--- Task details ---
Copy every line, leaving nothing out and adding nothing.

--- Data in this exercise ---
Begin
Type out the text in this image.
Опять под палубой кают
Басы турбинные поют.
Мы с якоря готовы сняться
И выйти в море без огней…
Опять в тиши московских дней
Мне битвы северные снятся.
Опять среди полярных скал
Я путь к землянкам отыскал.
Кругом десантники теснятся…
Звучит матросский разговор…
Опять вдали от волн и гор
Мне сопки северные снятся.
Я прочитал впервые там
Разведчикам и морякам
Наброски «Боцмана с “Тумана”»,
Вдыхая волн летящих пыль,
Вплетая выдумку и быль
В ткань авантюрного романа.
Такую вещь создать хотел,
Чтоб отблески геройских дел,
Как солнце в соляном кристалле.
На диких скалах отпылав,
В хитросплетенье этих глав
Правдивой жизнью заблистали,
End
--- Result for this task ---
Type out the text in this image.
Опять под палубой кают
Басы турбинные поют.
Мы с якоря готовы сняться
И выйти в море без огней…
Опять в тиши московских дней
Мне битвы северные снятся.
Опять среди полярных скал
Я путь к землянкам отыскал.
Кругом десантники теснятся…
Звучит матросский разговор…
Опять вдали от волн и гор
Мне сопки северные снятся.
Я прочитал впервые там
Разведчикам и морякам
Наброски «Боцмана с “Тумана”»,
Вдыхая волн летящих пыль,
Вплетая выдумку и быль
В ткань авантюрного романа.
Такую вещь создать хотел,
Чтоб отблески геройских дел,
Как солнце в соляном кристалле.
На диких скалах отпылав,
В хитросплетенье этих глав
Правдивой жизнью заблистали,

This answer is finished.